### Exercise input
○ ○ ○ ○

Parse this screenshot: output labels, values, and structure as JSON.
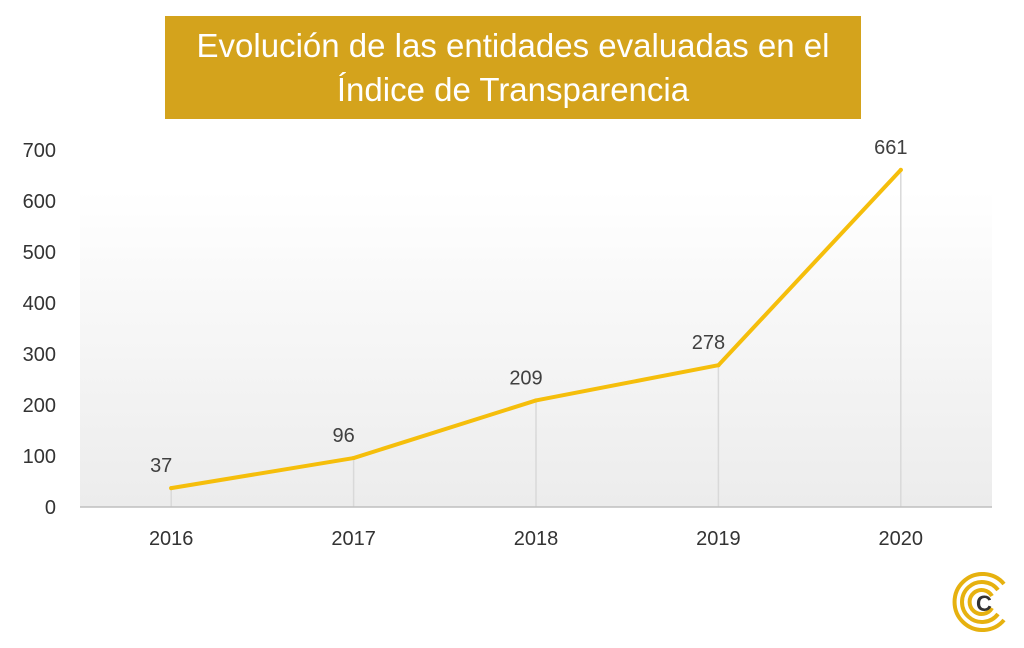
{
  "chart_data": {
    "type": "line",
    "title_lines": [
      "Evolución de las entidades evaluadas en el",
      "Índice de Transparencia"
    ],
    "categories": [
      "2016",
      "2017",
      "2018",
      "2019",
      "2020"
    ],
    "values": [
      37,
      96,
      209,
      278,
      661
    ],
    "data_labels": [
      "37",
      "96",
      "209",
      "278",
      "661"
    ],
    "y_ticks": [
      "0",
      "100",
      "200",
      "300",
      "400",
      "500",
      "600",
      "700"
    ],
    "ylim": [
      0,
      700
    ],
    "xlabel": "",
    "ylabel": "",
    "grid": false,
    "drop_lines": true,
    "legend": "none",
    "colors": {
      "line": "#f5be0b",
      "title_bg": "#d4a31c",
      "drop_line": "#d9d9d9",
      "axis": "#bfbfbf"
    }
  },
  "logo": {
    "icon": "c-rings-logo-icon",
    "letter": "C",
    "color": "#e6b10f"
  }
}
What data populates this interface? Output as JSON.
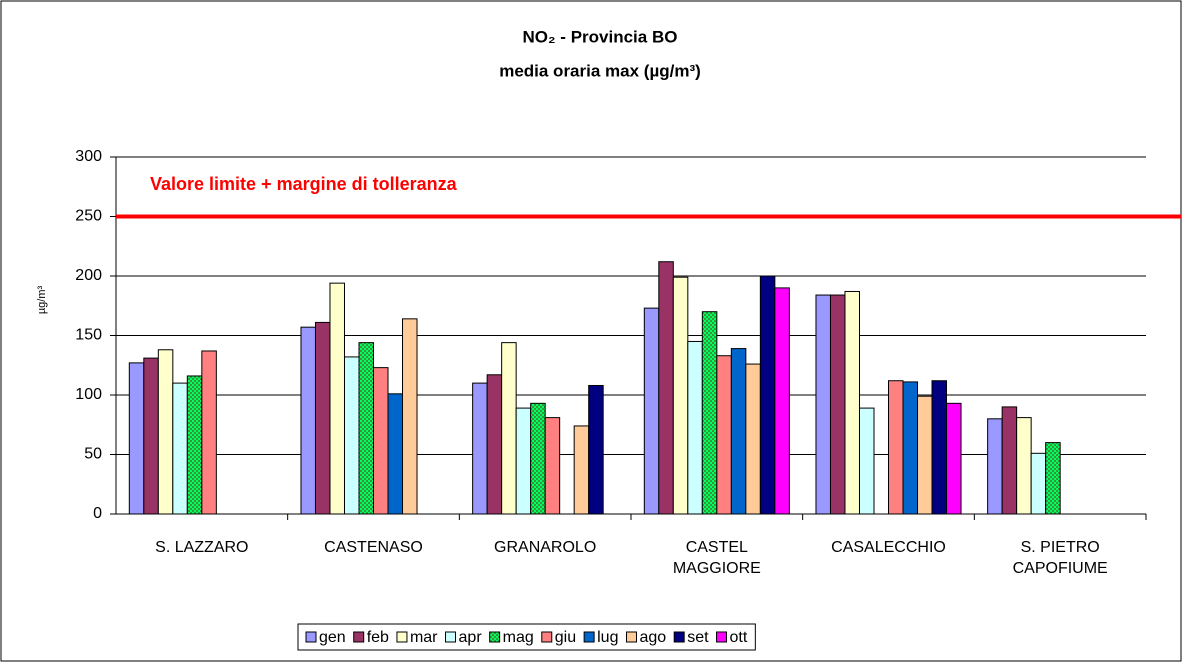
{
  "chart_data": {
    "type": "bar",
    "title": "NO₂ - Provincia BO",
    "subtitle": "media oraria max (µg/m³)",
    "y_label": "µg/m³",
    "categories": [
      "S. LAZZARO",
      "CASTENASO",
      "GRANAROLO",
      "CASTEL\nMAGGIORE",
      "CASALECCHIO",
      "S. PIETRO\nCAPOFIUME"
    ],
    "series": [
      {
        "name": "gen",
        "color": "#9999ff",
        "values": [
          127,
          157,
          110,
          173,
          184,
          80
        ]
      },
      {
        "name": "feb",
        "color": "#993366",
        "values": [
          131,
          161,
          117,
          212,
          184,
          90
        ]
      },
      {
        "name": "mar",
        "color": "#ffffcc",
        "values": [
          138,
          194,
          144,
          199,
          187,
          81
        ]
      },
      {
        "name": "apr",
        "color": "#ccffff",
        "values": [
          110,
          132,
          89,
          145,
          89,
          51
        ]
      },
      {
        "name": "mag",
        "color": "#339933",
        "values": [
          116,
          144,
          93,
          170,
          null,
          60
        ]
      },
      {
        "name": "giu",
        "color": "#ff8080",
        "values": [
          137,
          123,
          81,
          133,
          112,
          null
        ]
      },
      {
        "name": "lug",
        "color": "#0066cc",
        "values": [
          null,
          101,
          null,
          139,
          111,
          null
        ]
      },
      {
        "name": "ago",
        "color": "#ffcc99",
        "values": [
          null,
          164,
          74,
          126,
          99,
          null
        ]
      },
      {
        "name": "set",
        "color": "#000080",
        "values": [
          null,
          null,
          108,
          200,
          112,
          null
        ]
      },
      {
        "name": "ott",
        "color": "#ff00ff",
        "values": [
          null,
          null,
          null,
          190,
          93,
          null
        ]
      }
    ],
    "reference_line": {
      "value": 250,
      "label": "Valore limite + margine di tolleranza",
      "color": "#ff0000"
    },
    "ylim": [
      0,
      300
    ],
    "yticks": [
      0,
      50,
      100,
      150,
      200,
      250,
      300
    ],
    "grid": true,
    "legend": "bottom"
  }
}
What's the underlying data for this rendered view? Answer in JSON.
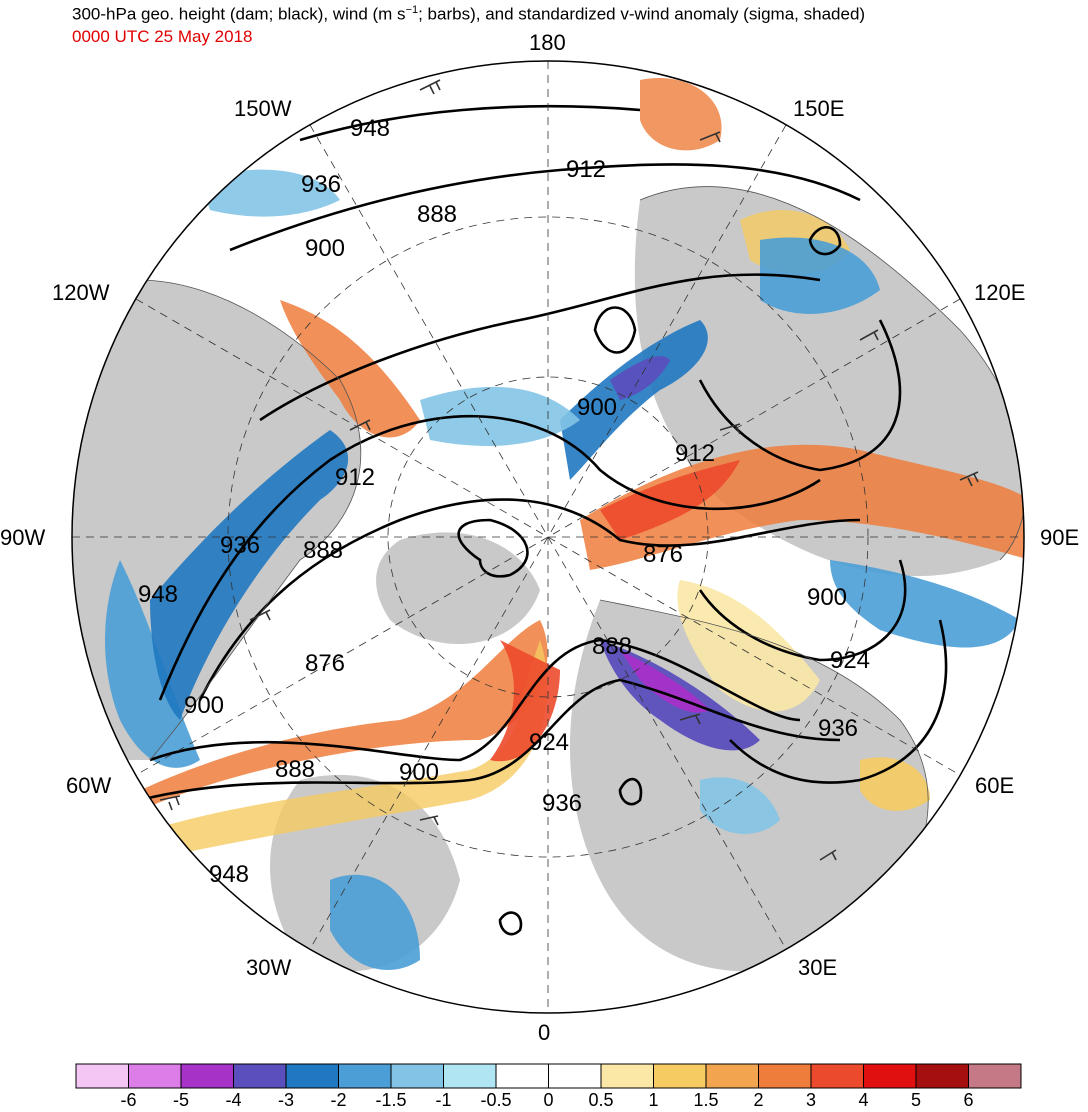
{
  "title": {
    "main_prefix": "300-hPa geo. height (dam; black), wind (m s",
    "main_sup": "−1",
    "main_suffix": "; barbs), and standardized v-wind anomaly (sigma, shaded)",
    "subtitle": "0000 UTC 25 May 2018",
    "subtitle_color": "#e00000"
  },
  "longitude_labels": {
    "top": "180",
    "bottom": "0",
    "left": "90W",
    "right": "90E",
    "upper_left_150": "150W",
    "upper_right_150": "150E",
    "left_120": "120W",
    "right_120": "120E",
    "left_60": "60W",
    "right_60": "60E",
    "lower_left_30": "30W",
    "lower_right_30": "30E"
  },
  "contour_labels": [
    "948",
    "936",
    "888",
    "900",
    "912",
    "912",
    "900",
    "912",
    "936",
    "888",
    "876",
    "948",
    "876",
    "900",
    "888",
    "900",
    "924",
    "936",
    "888",
    "924",
    "936",
    "900"
  ],
  "colorbar": {
    "ticks": [
      "-6",
      "-5",
      "-4",
      "-3",
      "-2",
      "-1.5",
      "-1",
      "-0.5",
      "0",
      "0.5",
      "1",
      "1.5",
      "2",
      "3",
      "4",
      "5",
      "6"
    ],
    "colors": [
      "#f4c6f4",
      "#dd7ee8",
      "#a632c8",
      "#5a4fbd",
      "#1f78c1",
      "#4b9fd6",
      "#83c4e6",
      "#b0e6f4",
      "#ffffff",
      "#ffffff",
      "#fbe8a6",
      "#f6cb62",
      "#f3a44e",
      "#ee7d3b",
      "#ec4a2c",
      "#e01010",
      "#a50f0f",
      "#c57886"
    ]
  },
  "shading_colors": {
    "land": "#c9c9c9",
    "coast": "#555555",
    "contour": "#000000"
  }
}
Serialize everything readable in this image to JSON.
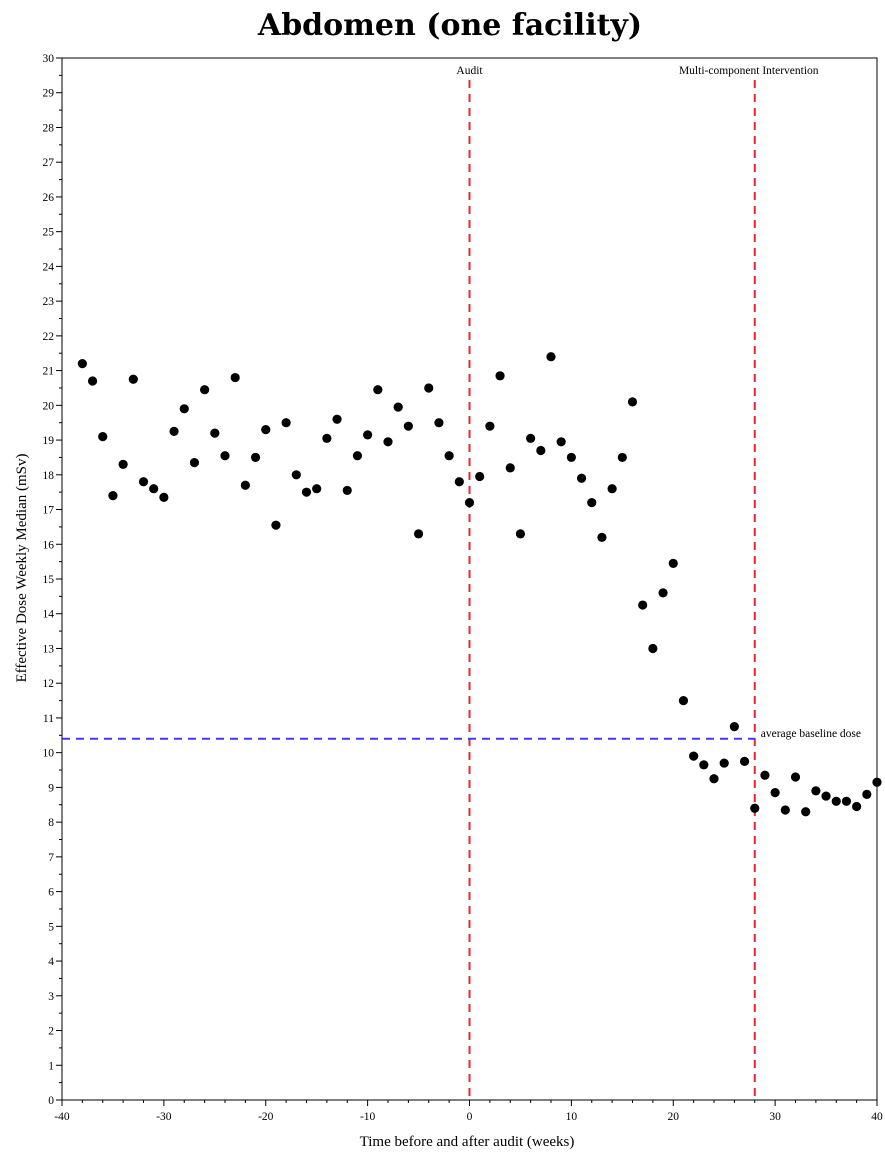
{
  "chart_data": {
    "type": "scatter",
    "title": "Abdomen (one facility)",
    "xlabel": "Time before and after audit (weeks)",
    "ylabel": "Effective Dose Weekly Median (mSv)",
    "xlim": [
      -40,
      40
    ],
    "ylim": [
      0,
      30
    ],
    "xticks": [
      -40,
      -30,
      -20,
      -10,
      0,
      10,
      20,
      30,
      40
    ],
    "yticks": [
      0,
      1,
      2,
      3,
      4,
      5,
      6,
      7,
      8,
      9,
      10,
      11,
      12,
      13,
      14,
      15,
      16,
      17,
      18,
      19,
      20,
      21,
      22,
      23,
      24,
      25,
      26,
      27,
      28,
      29,
      30
    ],
    "grid": false,
    "marker_color": "#000000",
    "points": [
      [
        -38,
        21.2
      ],
      [
        -37,
        20.7
      ],
      [
        -36,
        19.1
      ],
      [
        -35,
        17.4
      ],
      [
        -34,
        18.3
      ],
      [
        -33,
        20.75
      ],
      [
        -32,
        17.8
      ],
      [
        -31,
        17.6
      ],
      [
        -30,
        17.35
      ],
      [
        -29,
        19.25
      ],
      [
        -28,
        19.9
      ],
      [
        -27,
        18.35
      ],
      [
        -26,
        20.45
      ],
      [
        -25,
        19.2
      ],
      [
        -24,
        18.55
      ],
      [
        -23,
        20.8
      ],
      [
        -22,
        17.7
      ],
      [
        -21,
        18.5
      ],
      [
        -20,
        19.3
      ],
      [
        -19,
        16.55
      ],
      [
        -18,
        19.5
      ],
      [
        -17,
        18.0
      ],
      [
        -16,
        17.5
      ],
      [
        -15,
        17.6
      ],
      [
        -14,
        19.05
      ],
      [
        -13,
        19.6
      ],
      [
        -12,
        17.55
      ],
      [
        -11,
        18.55
      ],
      [
        -10,
        19.15
      ],
      [
        -9,
        20.45
      ],
      [
        -8,
        18.95
      ],
      [
        -7,
        19.95
      ],
      [
        -6,
        19.4
      ],
      [
        -5,
        16.3
      ],
      [
        -4,
        20.5
      ],
      [
        -3,
        19.5
      ],
      [
        -2,
        18.55
      ],
      [
        -1,
        17.8
      ],
      [
        0,
        17.2
      ],
      [
        1,
        17.95
      ],
      [
        2,
        19.4
      ],
      [
        3,
        20.85
      ],
      [
        4,
        18.2
      ],
      [
        5,
        16.3
      ],
      [
        6,
        19.05
      ],
      [
        7,
        18.7
      ],
      [
        8,
        21.4
      ],
      [
        9,
        18.95
      ],
      [
        10,
        18.5
      ],
      [
        11,
        17.9
      ],
      [
        12,
        17.2
      ],
      [
        13,
        16.2
      ],
      [
        14,
        17.6
      ],
      [
        15,
        18.5
      ],
      [
        16,
        20.1
      ],
      [
        17,
        14.25
      ],
      [
        18,
        13.0
      ],
      [
        19,
        14.6
      ],
      [
        20,
        15.45
      ],
      [
        21,
        11.5
      ],
      [
        22,
        9.9
      ],
      [
        23,
        9.65
      ],
      [
        24,
        9.25
      ],
      [
        25,
        9.7
      ],
      [
        26,
        10.75
      ],
      [
        27,
        9.75
      ],
      [
        28,
        8.4
      ],
      [
        29,
        9.35
      ],
      [
        30,
        8.85
      ],
      [
        31,
        8.35
      ],
      [
        32,
        9.3
      ],
      [
        33,
        8.3
      ],
      [
        34,
        8.9
      ],
      [
        35,
        8.75
      ],
      [
        36,
        8.6
      ],
      [
        37,
        8.6
      ],
      [
        38,
        8.45
      ],
      [
        39,
        8.8
      ],
      [
        40,
        9.15
      ]
    ],
    "reference_lines": [
      {
        "axis": "x",
        "value": 0,
        "label": "Audit",
        "color": "#e8262b",
        "style": "dashed"
      },
      {
        "axis": "x",
        "value": 28,
        "label": "Multi-component Intervention",
        "color": "#e8262b",
        "style": "dashed"
      },
      {
        "axis": "y",
        "value": 10.4,
        "label": "average baseline dose",
        "color": "#3a3aff",
        "style": "dashed"
      }
    ]
  }
}
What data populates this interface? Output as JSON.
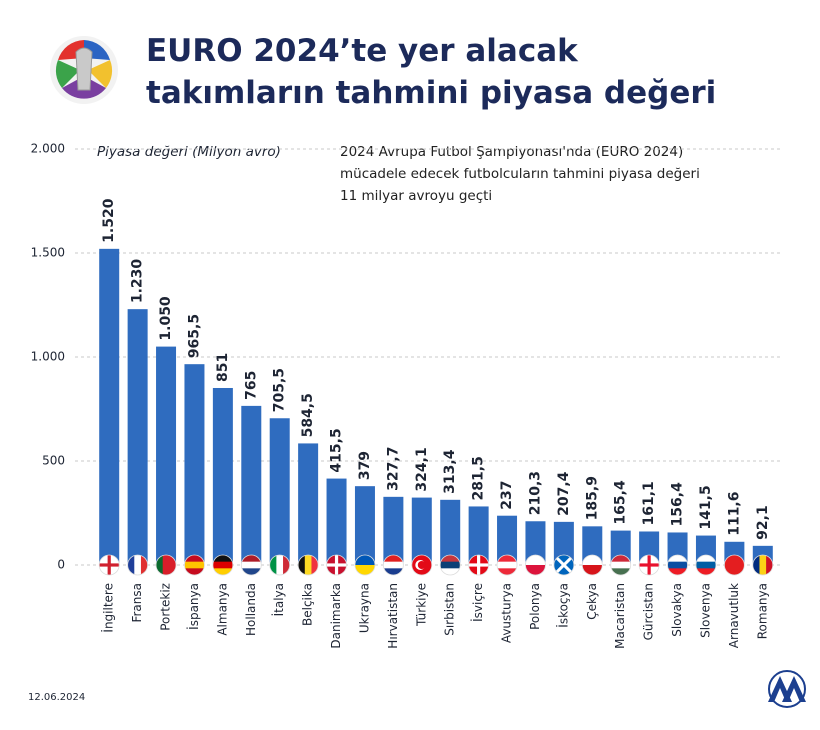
{
  "chart_data": {
    "type": "bar",
    "title": [
      "EURO 2024’te yer alacak",
      "takımların tahmini piyasa değeri"
    ],
    "subtitle": [
      "2024 Avrupa Futbol Şampiyonası'nda (EURO 2024)",
      "mücadele edecek futbolcuların tahmini piyasa değeri",
      "11 milyar avroyu geçti"
    ],
    "y_label": "Piyasa değeri (Milyon avro)",
    "date": "12.06.2024",
    "categories": [
      "İngiltere",
      "Fransa",
      "Portekiz",
      "İspanya",
      "Almanya",
      "Hollanda",
      "İtalya",
      "Belçika",
      "Danimarka",
      "Ukrayna",
      "Hırvatistan",
      "Türkiye",
      "Sırbistan",
      "İsviçre",
      "Avusturya",
      "Polonya",
      "İskoçya",
      "Çekya",
      "Macaristan",
      "Gürcistan",
      "Slovakya",
      "Slovenya",
      "Arnavutluk",
      "Romanya"
    ],
    "values": [
      1520,
      1230,
      1050,
      965.5,
      851,
      765,
      705.5,
      584.5,
      415.5,
      379,
      327.7,
      324.1,
      313.4,
      281.5,
      237,
      210.3,
      207.4,
      185.9,
      165.4,
      161.1,
      156.4,
      141.5,
      111.6,
      92.1
    ],
    "value_labels": [
      "1.520",
      "1.230",
      "1.050",
      "965,5",
      "851",
      "765",
      "705,5",
      "584,5",
      "415,5",
      "379",
      "327,7",
      "324,1",
      "313,4",
      "281,5",
      "237",
      "210,3",
      "207,4",
      "185,9",
      "165,4",
      "161,1",
      "156,4",
      "141,5",
      "111,6",
      "92,1"
    ],
    "color": "#2f6cbf",
    "ylim": [
      0,
      2000
    ],
    "yticks": [
      {
        "value": 0,
        "label": "0"
      },
      {
        "value": 500,
        "label": "500"
      },
      {
        "value": 1000,
        "label": "1.000"
      },
      {
        "value": 1500,
        "label": "1.500"
      },
      {
        "value": 2000,
        "label": "2.000"
      }
    ],
    "grid": true
  }
}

○ ○ ○ ○

### What you will do
Show, from the listing above, each line that contains the word "this".

### Result
Parse this screenshot: output labels, values, and structure as JSON.
What data populates this interface? Output as JSON.
What's the underlying data for this rendered view? Answer in JSON.
Serialize everything readable in this image to JSON.
What data populates this interface? Output as JSON.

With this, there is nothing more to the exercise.